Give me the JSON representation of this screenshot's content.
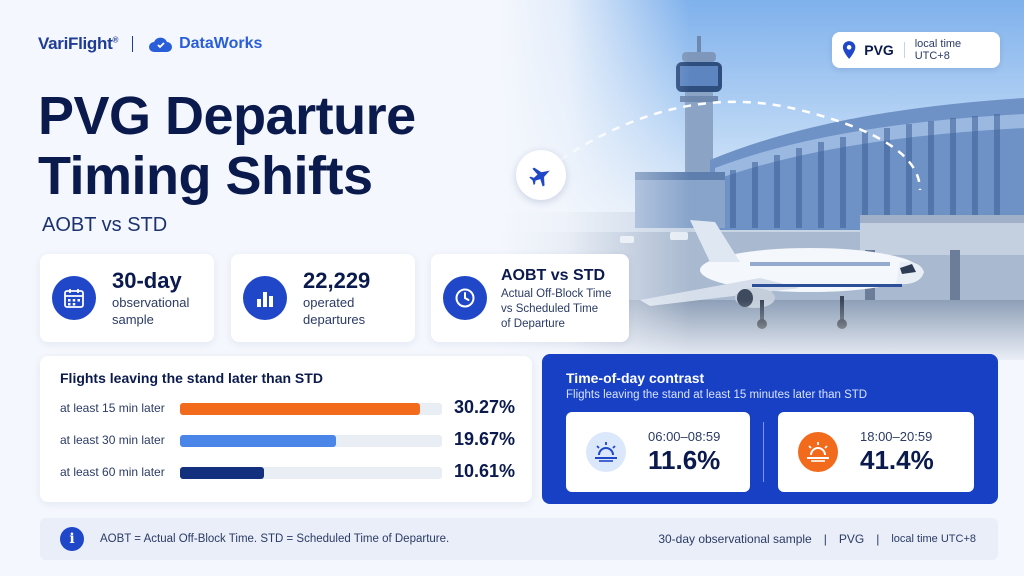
{
  "brand": {
    "primary": "VariFlight",
    "primary_mark": "®",
    "secondary": "DataWorks"
  },
  "title_line1": "PVG Departure",
  "title_line2": "Timing Shifts",
  "subtitle": "AOBT vs STD",
  "location": {
    "code": "PVG",
    "timezone": "local time UTC+8",
    "icon": "map-pin-icon"
  },
  "stats": [
    {
      "big": "30-day",
      "small": [
        "observational",
        "sample"
      ],
      "icon": "calendar-icon"
    },
    {
      "big": "22,229",
      "small": [
        "operated",
        "departures"
      ],
      "icon": "bar-chart-icon"
    },
    {
      "big": "AOBT vs STD",
      "small": [
        "Actual Off-Block Time",
        "vs Scheduled Time",
        "of Departure"
      ],
      "icon": "clock-icon"
    }
  ],
  "chart_data": {
    "type": "bar",
    "title": "Flights leaving the stand later than STD",
    "categories": [
      "at least 15 min later",
      "at least 30 min later",
      "at least 60 min later"
    ],
    "values": [
      30.27,
      19.67,
      10.61
    ],
    "value_labels": [
      "30.27%",
      "19.67%",
      "10.61%"
    ],
    "colors": [
      "#f26a1b",
      "#4a86e8",
      "#12307e"
    ],
    "ylim": [
      0,
      33
    ]
  },
  "contrast": {
    "title": "Time-of-day contrast",
    "subtitle": "Flights leaving the stand at least 15 minutes later than STD",
    "cards": [
      {
        "range": "06:00–08:59",
        "value": "11.6%",
        "icon": "sunrise-icon",
        "icon_bg": "#dbe7fb",
        "icon_color": "#1f47c8"
      },
      {
        "range": "18:00–20:59",
        "value": "41.4%",
        "icon": "sunset-icon",
        "icon_bg": "#f26a1b",
        "icon_color": "#ffffff"
      }
    ]
  },
  "footer": {
    "note": "AOBT = Actual Off-Block Time. STD = Scheduled Time of Departure.",
    "sample": "30-day observational sample",
    "sep": "|",
    "airport": "PVG",
    "timezone": "local time UTC+8"
  },
  "colors": {
    "navy": "#0b1a4d",
    "accent_blue": "#1f47c8",
    "orange": "#f26a1b"
  }
}
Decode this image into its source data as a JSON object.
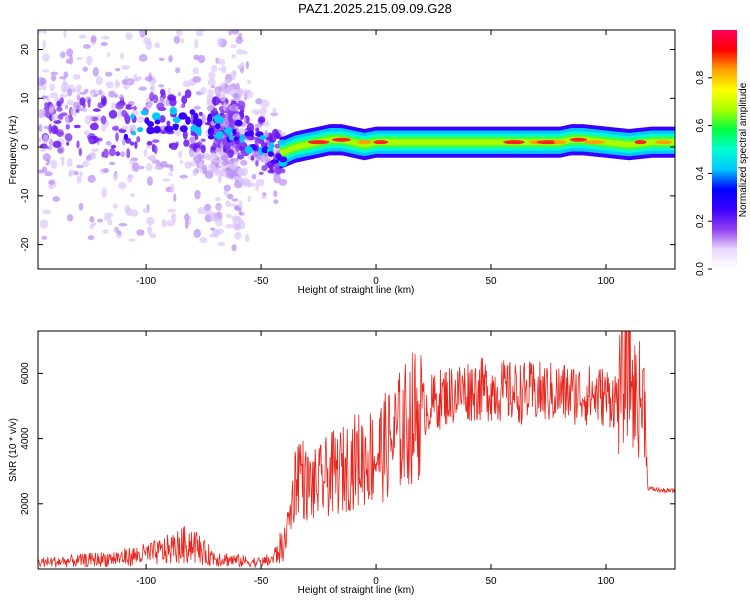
{
  "title": "PAZ1.2025.215.09.09.G28",
  "chart_data": [
    {
      "type": "heatmap",
      "title": "PAZ1.2025.215.09.09.G28",
      "xlabel": "Height of straight line (km)",
      "ylabel": "Frequency (Hz)",
      "xlim": [
        -147,
        130
      ],
      "ylim": [
        -25,
        24
      ],
      "xticks": [
        -100,
        -50,
        0,
        50,
        100
      ],
      "yticks": [
        -20,
        -10,
        0,
        10,
        20
      ],
      "colorbar": {
        "label": "Normalized spectral amplitude",
        "range": [
          0.0,
          1.0
        ],
        "ticks": [
          "0.0",
          "0.2",
          "0.4",
          "0.6",
          "0.8"
        ],
        "colors": [
          "#ffffff",
          "#e9d6fb",
          "#8f3ff0",
          "#3a00ff",
          "#0000ff",
          "#00c8ff",
          "#00ffd0",
          "#00ff40",
          "#aaff00",
          "#ffff00",
          "#ffa000",
          "#ff0000",
          "#ff0060"
        ]
      },
      "ridge": {
        "x": [
          -147,
          -120,
          -100,
          -90,
          -80,
          -70,
          -60,
          -55,
          -50,
          -45,
          -40,
          -35,
          -30,
          -25,
          -20,
          -15,
          -10,
          -5,
          0,
          10,
          20,
          40,
          60,
          80,
          85,
          90,
          100,
          110,
          120,
          130
        ],
        "y": [
          4.0,
          3.8,
          5.0,
          6.0,
          5.0,
          4.0,
          3.0,
          1.5,
          0.0,
          -1.5,
          -1.0,
          0.0,
          0.5,
          1.0,
          1.5,
          1.5,
          1.0,
          0.5,
          1.0,
          1.0,
          1.0,
          1.0,
          1.0,
          1.0,
          1.5,
          1.5,
          1.0,
          0.5,
          1.0,
          1.0
        ]
      },
      "scatter_band": {
        "x_range": [
          -147,
          -40
        ],
        "y_range": [
          -25,
          24
        ]
      }
    },
    {
      "type": "line",
      "xlabel": "Height of straight line (km)",
      "ylabel": "SNR (10 * v/v)",
      "xlim": [
        -147,
        130
      ],
      "ylim": [
        0,
        7300
      ],
      "xticks": [
        -100,
        -50,
        0,
        50,
        100
      ],
      "yticks": [
        2000,
        4000,
        6000
      ],
      "series": [
        {
          "color": "#e8241c",
          "x": [
            -147,
            -130,
            -110,
            -95,
            -85,
            -80,
            -75,
            -70,
            -60,
            -50,
            -45,
            -40,
            -37,
            -35,
            -33,
            -31,
            -28,
            -25,
            -20,
            -15,
            -10,
            -5,
            0,
            5,
            10,
            15,
            20,
            30,
            40,
            50,
            60,
            70,
            80,
            90,
            100,
            105,
            108,
            110,
            112,
            115,
            117,
            118,
            120,
            125,
            130
          ],
          "y": [
            200,
            250,
            350,
            500,
            700,
            800,
            500,
            350,
            250,
            200,
            300,
            800,
            1800,
            2800,
            3200,
            2600,
            2500,
            2600,
            2900,
            3000,
            3300,
            3400,
            3500,
            3800,
            4200,
            4600,
            4900,
            5300,
            5500,
            5500,
            5400,
            5400,
            5400,
            5350,
            5300,
            5200,
            5800,
            6400,
            5300,
            5200,
            5100,
            2500,
            2450,
            2400,
            2400
          ]
        }
      ]
    }
  ]
}
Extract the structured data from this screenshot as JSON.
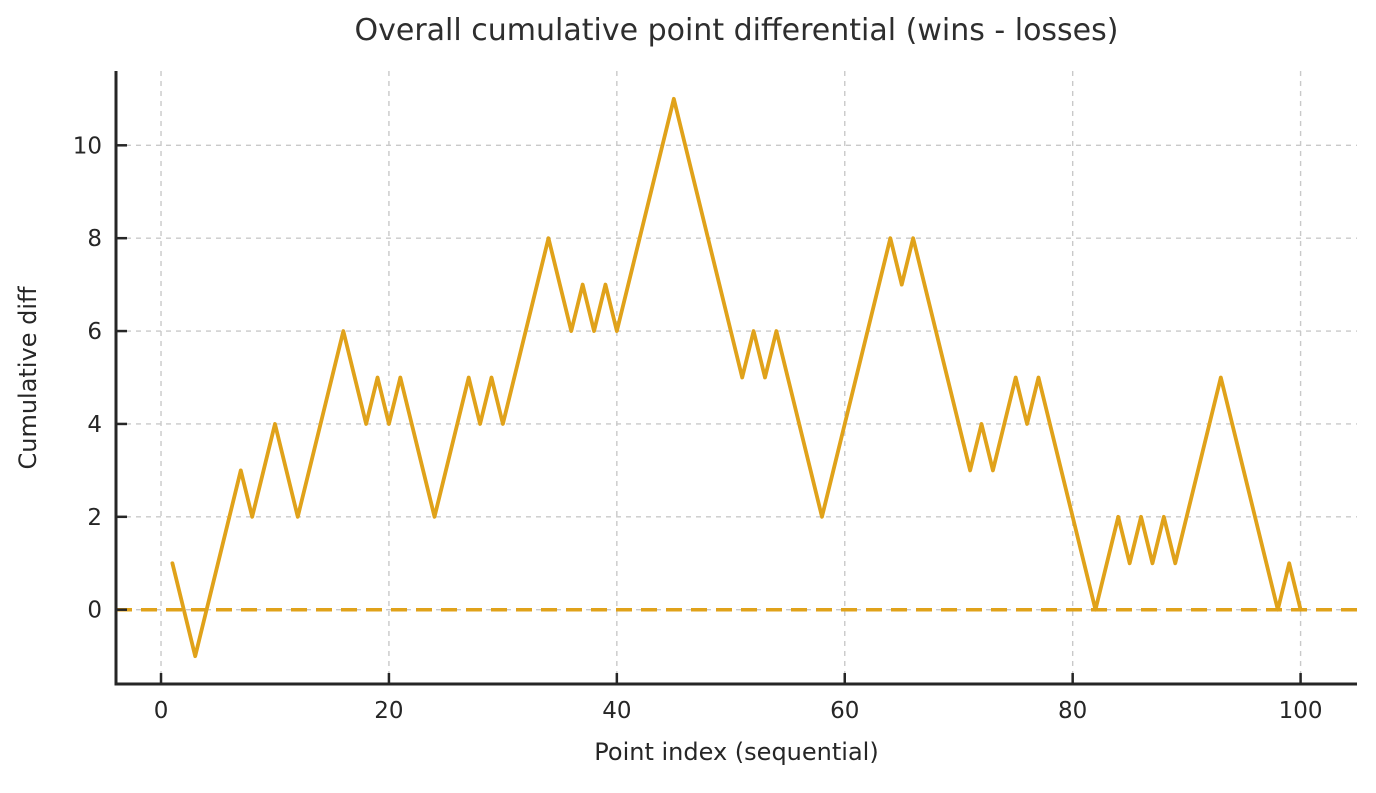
{
  "chart_data": {
    "type": "line",
    "title": "Overall cumulative point differential (wins - losses)",
    "xlabel": "Point index (sequential)",
    "ylabel": "Cumulative diff",
    "series": [
      {
        "name": "cumulative-diff",
        "x": [
          1,
          2,
          3,
          4,
          5,
          6,
          7,
          8,
          9,
          10,
          11,
          12,
          13,
          14,
          15,
          16,
          17,
          18,
          19,
          20,
          21,
          22,
          23,
          24,
          25,
          26,
          27,
          28,
          29,
          30,
          31,
          32,
          33,
          34,
          35,
          36,
          37,
          38,
          39,
          40,
          41,
          42,
          43,
          44,
          45,
          46,
          47,
          48,
          49,
          50,
          51,
          52,
          53,
          54,
          55,
          56,
          57,
          58,
          59,
          60,
          61,
          62,
          63,
          64,
          65,
          66,
          67,
          68,
          69,
          70,
          71,
          72,
          73,
          74,
          75,
          76,
          77,
          78,
          79,
          80,
          81,
          82,
          83,
          84,
          85,
          86,
          87,
          88,
          89,
          90,
          91,
          92,
          93,
          94,
          95,
          96,
          97,
          98,
          99,
          100
        ],
        "y": [
          1,
          0,
          -1,
          0,
          1,
          2,
          3,
          2,
          3,
          4,
          3,
          2,
          3,
          4,
          5,
          6,
          5,
          4,
          5,
          4,
          5,
          4,
          3,
          2,
          3,
          4,
          5,
          4,
          5,
          4,
          5,
          6,
          7,
          8,
          7,
          6,
          7,
          6,
          7,
          6,
          7,
          8,
          9,
          10,
          11,
          10,
          9,
          8,
          7,
          6,
          5,
          6,
          5,
          6,
          5,
          4,
          3,
          2,
          3,
          4,
          5,
          6,
          7,
          8,
          7,
          8,
          7,
          6,
          5,
          4,
          3,
          4,
          3,
          4,
          5,
          4,
          5,
          4,
          3,
          2,
          1,
          0,
          1,
          2,
          1,
          2,
          1,
          2,
          1,
          2,
          3,
          4,
          5,
          4,
          3,
          2,
          1,
          0,
          1,
          0
        ]
      }
    ],
    "baseline": {
      "y": 0,
      "style": "dashed"
    },
    "x_ticks": [
      0,
      20,
      40,
      60,
      80,
      100
    ],
    "y_ticks": [
      0,
      2,
      4,
      6,
      8,
      10
    ],
    "xlim": [
      -3.95,
      104.95
    ],
    "ylim": [
      -1.6,
      11.6
    ],
    "grid": true,
    "grid_style": "dashed",
    "legend": "none",
    "colors": {
      "line": "#E0A21A",
      "baseline": "#E0A21A",
      "grid": "#C9C9C9",
      "axis": "#262626",
      "title": "#2e2e2e",
      "background": "#ffffff"
    }
  }
}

Exercise instructions.
Copy out the lines in which the string "than" appears.

Output for this exercise.
    "title": "Flights leaving the stand later than STD",
    "subtitle": "Flights leaving the stand at least 15 minutes later than STD",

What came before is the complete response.